*SET EXERCISE*. Search the data below for the word "Bibliothèque" and copy each line that holds it.

*EXERCISE INPUTS*.

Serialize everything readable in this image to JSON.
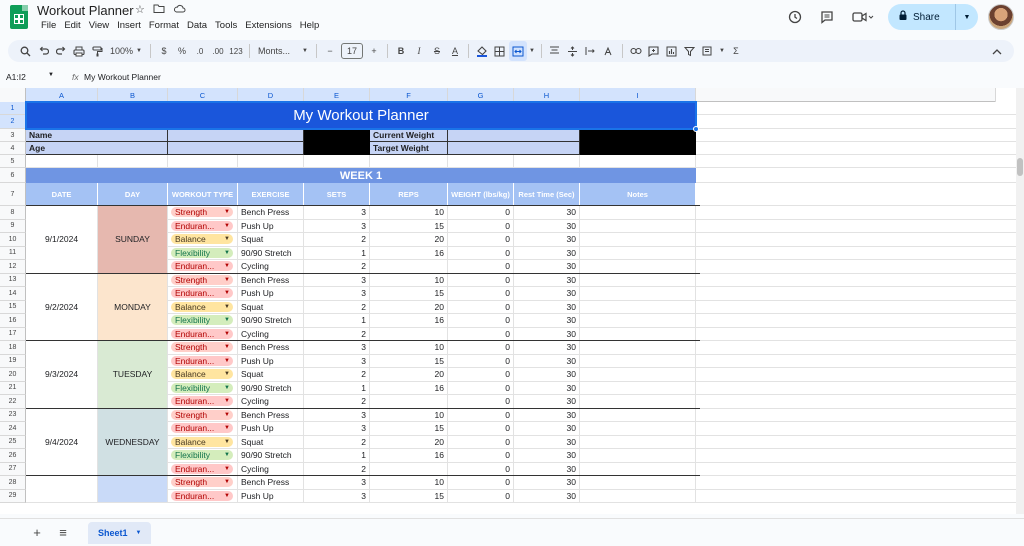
{
  "app": {
    "title": "Workout Planner",
    "menu": [
      "File",
      "Edit",
      "View",
      "Insert",
      "Format",
      "Data",
      "Tools",
      "Extensions",
      "Help"
    ],
    "share_label": "Share"
  },
  "toolbar": {
    "zoom": "100%",
    "currency": "$",
    "percent": "%",
    "dec_less": ".0",
    "dec_more": ".00",
    "num_format": "123",
    "font": "Monts...",
    "font_size": "17",
    "minus": "−",
    "plus": "+",
    "bold": "B",
    "italic": "I",
    "strike": "S",
    "text_color": "A",
    "sigma": "Σ"
  },
  "formula_bar": {
    "name_box": "A1:I2",
    "fx": "fx",
    "content": "My Workout Planner"
  },
  "grid": {
    "columns": [
      "A",
      "B",
      "C",
      "D",
      "E",
      "F",
      "G",
      "H",
      "I"
    ],
    "rows": [
      "1",
      "2",
      "3",
      "4",
      "5",
      "6",
      "7",
      "8",
      "9",
      "10",
      "11",
      "12",
      "13",
      "14",
      "15",
      "16",
      "17",
      "18",
      "19",
      "20",
      "21",
      "22",
      "23",
      "24",
      "25",
      "26",
      "27",
      "28",
      "29"
    ],
    "selected_columns": [
      "A",
      "B",
      "C",
      "D",
      "E",
      "F",
      "G",
      "H",
      "I"
    ],
    "selected_rows": [
      "1",
      "2"
    ]
  },
  "sheet": {
    "banner": "My Workout Planner",
    "name_label": "Name",
    "age_label": "Age",
    "current_weight_label": "Current Weight",
    "target_weight_label": "Target Weight",
    "week_label": "WEEK 1",
    "headers": {
      "date": "DATE",
      "day": "DAY",
      "type": "WORKOUT TYPE",
      "exercise": "EXERCISE",
      "sets": "SETS",
      "reps": "REPS",
      "weight": "WEIGHT (lbs/kg)",
      "rest": "Rest Time (Sec)",
      "notes": "Notes"
    },
    "days": [
      {
        "date": "9/1/2024",
        "day": "SUNDAY",
        "entries": [
          {
            "type": "Strength",
            "exercise": "Bench Press",
            "sets": "3",
            "reps": "10",
            "weight": "0",
            "rest": "30"
          },
          {
            "type": "Enduran...",
            "exercise": "Push Up",
            "sets": "3",
            "reps": "15",
            "weight": "0",
            "rest": "30"
          },
          {
            "type": "Balance",
            "exercise": "Squat",
            "sets": "2",
            "reps": "20",
            "weight": "0",
            "rest": "30"
          },
          {
            "type": "Flexibility",
            "exercise": "90/90 Stretch",
            "sets": "1",
            "reps": "16",
            "weight": "0",
            "rest": "30"
          },
          {
            "type": "Enduran...",
            "exercise": "Cycling",
            "sets": "2",
            "reps": "",
            "weight": "0",
            "rest": "30"
          }
        ]
      },
      {
        "date": "9/2/2024",
        "day": "MONDAY",
        "entries": [
          {
            "type": "Strength",
            "exercise": "Bench Press",
            "sets": "3",
            "reps": "10",
            "weight": "0",
            "rest": "30"
          },
          {
            "type": "Enduran...",
            "exercise": "Push Up",
            "sets": "3",
            "reps": "15",
            "weight": "0",
            "rest": "30"
          },
          {
            "type": "Balance",
            "exercise": "Squat",
            "sets": "2",
            "reps": "20",
            "weight": "0",
            "rest": "30"
          },
          {
            "type": "Flexibility",
            "exercise": "90/90 Stretch",
            "sets": "1",
            "reps": "16",
            "weight": "0",
            "rest": "30"
          },
          {
            "type": "Enduran...",
            "exercise": "Cycling",
            "sets": "2",
            "reps": "",
            "weight": "0",
            "rest": "30"
          }
        ]
      },
      {
        "date": "9/3/2024",
        "day": "TUESDAY",
        "entries": [
          {
            "type": "Strength",
            "exercise": "Bench Press",
            "sets": "3",
            "reps": "10",
            "weight": "0",
            "rest": "30"
          },
          {
            "type": "Enduran...",
            "exercise": "Push Up",
            "sets": "3",
            "reps": "15",
            "weight": "0",
            "rest": "30"
          },
          {
            "type": "Balance",
            "exercise": "Squat",
            "sets": "2",
            "reps": "20",
            "weight": "0",
            "rest": "30"
          },
          {
            "type": "Flexibility",
            "exercise": "90/90 Stretch",
            "sets": "1",
            "reps": "16",
            "weight": "0",
            "rest": "30"
          },
          {
            "type": "Enduran...",
            "exercise": "Cycling",
            "sets": "2",
            "reps": "",
            "weight": "0",
            "rest": "30"
          }
        ]
      },
      {
        "date": "9/4/2024",
        "day": "WEDNESDAY",
        "entries": [
          {
            "type": "Strength",
            "exercise": "Bench Press",
            "sets": "3",
            "reps": "10",
            "weight": "0",
            "rest": "30"
          },
          {
            "type": "Enduran...",
            "exercise": "Push Up",
            "sets": "3",
            "reps": "15",
            "weight": "0",
            "rest": "30"
          },
          {
            "type": "Balance",
            "exercise": "Squat",
            "sets": "2",
            "reps": "20",
            "weight": "0",
            "rest": "30"
          },
          {
            "type": "Flexibility",
            "exercise": "90/90 Stretch",
            "sets": "1",
            "reps": "16",
            "weight": "0",
            "rest": "30"
          },
          {
            "type": "Enduran...",
            "exercise": "Cycling",
            "sets": "2",
            "reps": "",
            "weight": "0",
            "rest": "30"
          }
        ]
      },
      {
        "date": "",
        "day": "",
        "entries": [
          {
            "type": "Strength",
            "exercise": "Bench Press",
            "sets": "3",
            "reps": "10",
            "weight": "0",
            "rest": "30"
          },
          {
            "type": "Enduran...",
            "exercise": "Push Up",
            "sets": "3",
            "reps": "15",
            "weight": "0",
            "rest": "30"
          }
        ]
      }
    ]
  },
  "bottom": {
    "add_sheet": "+",
    "all_sheets": "≡",
    "active_sheet": "Sheet1"
  },
  "colors": {
    "banner": "#1a56db",
    "week_header": "#6f95e3",
    "column_header": "#a4c2f4",
    "label_fill": "#c6d4f5",
    "share_button": "#c2e7ff",
    "selection": "#1a73e8"
  },
  "icons": {
    "logo": "google-sheets-logo-icon",
    "star": "star-icon",
    "folder": "move-folder-icon",
    "cloud": "cloud-status-icon",
    "history": "version-history-icon",
    "comments": "comments-icon",
    "meet": "video-call-icon",
    "lock": "lock-icon"
  }
}
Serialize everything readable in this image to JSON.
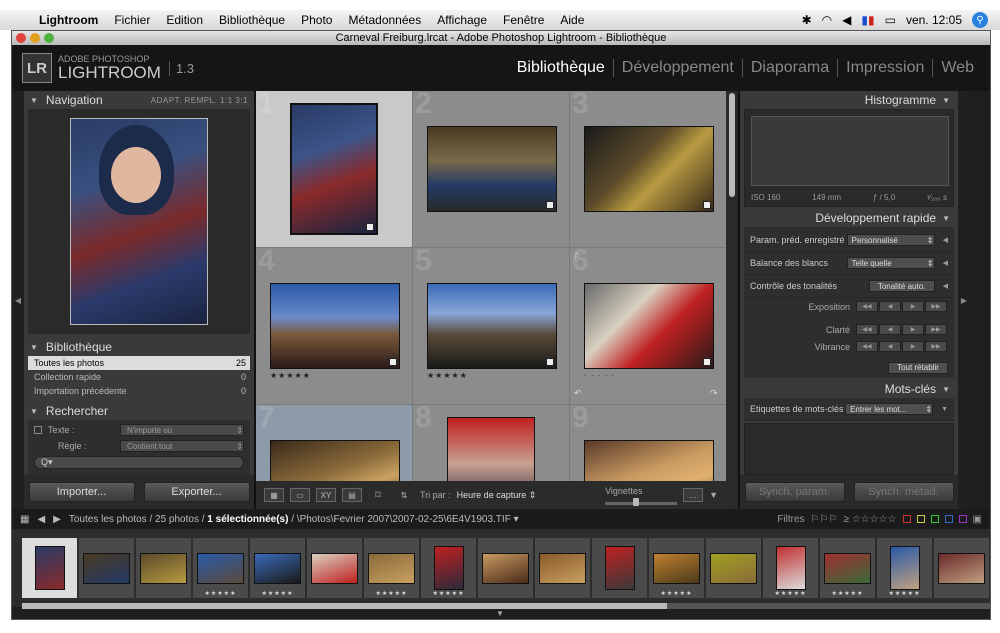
{
  "menubar": {
    "app": "Lightroom",
    "items": [
      "Fichier",
      "Edition",
      "Bibliothèque",
      "Photo",
      "Métadonnées",
      "Affichage",
      "Fenêtre",
      "Aide"
    ],
    "clock": "ven. 12:05"
  },
  "window": {
    "title": "Carneval Freiburg.lrcat - Adobe Photoshop Lightroom - Bibliothèque"
  },
  "header": {
    "logo": "LR",
    "brand_top": "ADOBE PHOTOSHOP",
    "brand": "LIGHTROOM",
    "version": "1.3",
    "modules": [
      "Bibliothèque",
      "Développement",
      "Diaporama",
      "Impression",
      "Web"
    ],
    "active_module": "Bibliothèque"
  },
  "navigation": {
    "title": "Navigation",
    "zoom": "ADAPT.  REMPL.  1:1  3:1"
  },
  "library": {
    "title": "Bibliothèque",
    "items": [
      {
        "label": "Toutes les photos",
        "count": "25"
      },
      {
        "label": "Collection rapide",
        "count": "0"
      },
      {
        "label": "Importation précédente",
        "count": "0"
      }
    ]
  },
  "search": {
    "title": "Rechercher",
    "text_label": "Texte :",
    "text_value": "N'importe où",
    "rule_label": "Règle :",
    "rule_value": "Contient tout",
    "input_placeholder": "Q▾"
  },
  "left_buttons": {
    "import": "Importer...",
    "export": "Exporter..."
  },
  "grid": {
    "cells": [
      {
        "num": "1",
        "stars": ""
      },
      {
        "num": "2",
        "stars": ""
      },
      {
        "num": "3",
        "stars": ""
      },
      {
        "num": "4",
        "stars": "★★★★★"
      },
      {
        "num": "5",
        "stars": "★★★★★"
      },
      {
        "num": "6",
        "stars": "· · · · ·"
      },
      {
        "num": "7",
        "stars": ""
      },
      {
        "num": "8",
        "stars": ""
      },
      {
        "num": "9",
        "stars": ""
      }
    ]
  },
  "toolbar": {
    "sort_label": "Tri par :",
    "sort_value": "Heure de capture",
    "thumbs_label": "Vignettes"
  },
  "histogram": {
    "title": "Histogramme",
    "iso": "ISO 160",
    "focal": "149 mm",
    "aperture": "ƒ / 5,0",
    "shutter": "¹⁄₂₀₀ s"
  },
  "quick_develop": {
    "title": "Développement rapide",
    "preset_label": "Param. préd. enregistré",
    "preset_value": "Personnalisé",
    "wb_label": "Balance des blancs",
    "wb_value": "Telle quelle",
    "tone_label": "Contrôle des tonalités",
    "tone_button": "Tonalité auto.",
    "exposure": "Exposition",
    "clarity": "Clarté",
    "vibrance": "Vibrance",
    "reset": "Tout rétablir"
  },
  "keywords": {
    "title": "Mots-clés",
    "label": "Etiquettes de mots-clés",
    "value": "Entrer les mot..."
  },
  "right_buttons": {
    "sync_param": "Synch. param.",
    "sync_meta": "Synch. métad."
  },
  "filmstrip_bar": {
    "path_prefix": "Toutes les photos / 25 photos / ",
    "selected": "1 sélectionnée(s)",
    "path_suffix": " / \\Photos\\Fevrier 2007\\2007-02-25\\6E4V1903.TIF ▾",
    "filters": "Filtres",
    "rating_filter": "≥ ☆☆☆☆☆"
  },
  "filmstrip": {
    "stars": [
      "",
      "",
      "",
      "★★★★★",
      "★★★★★",
      "",
      "★★★★★",
      "★★★★★",
      "",
      "",
      "",
      "★★★★★",
      "",
      "★★★★★",
      "★★★★★",
      "★★★★★",
      "",
      "",
      ""
    ]
  },
  "colors": {
    "accent": "#2a80e0",
    "selected_cell": "#c9c9c9",
    "panel": "#3a3a3a"
  }
}
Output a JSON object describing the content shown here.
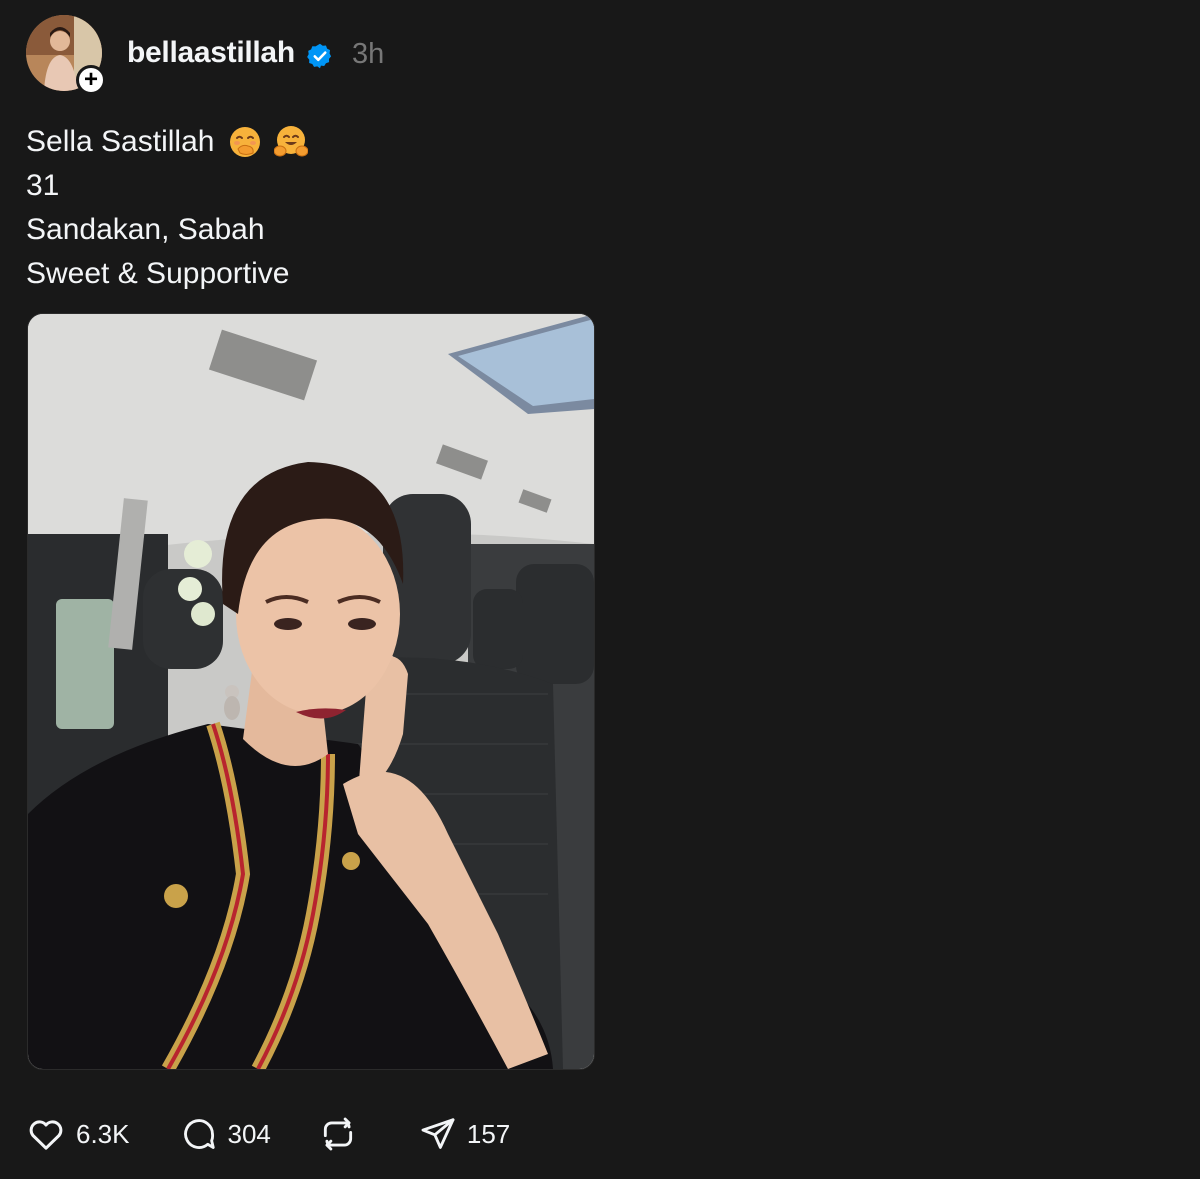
{
  "post": {
    "author": {
      "username": "bellaastillah",
      "verified": true,
      "timestamp": "3h",
      "follow_icon": "plus-icon"
    },
    "caption": {
      "line1": "Sella Sastillah",
      "line1_emojis": [
        "face-with-hand-over-mouth",
        "hugging-face"
      ],
      "line2": "31",
      "line3": "Sandakan, Sabah",
      "line4": "Sweet & Supportive"
    },
    "media": {
      "type": "photo",
      "scene": "selfie of a woman in traditional black attire with gold trim, seated in a vehicle"
    },
    "actions": {
      "like_count": "6.3K",
      "comment_count": "304",
      "repost_count": "",
      "share_count": "157"
    },
    "colors": {
      "background": "#181818",
      "text": "#f3f5f7",
      "muted": "#777777",
      "verified": "#0095f6"
    }
  }
}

*RESPONSE*.
      "Bibliothèque",
    "title": "Carneval Freiburg.lrcat - Adobe Photoshop Lightroom - Bibliothèque"
      "Bibliothèque",
    "active_module": "Bibliothèque"
    "title": "Bibliothèque",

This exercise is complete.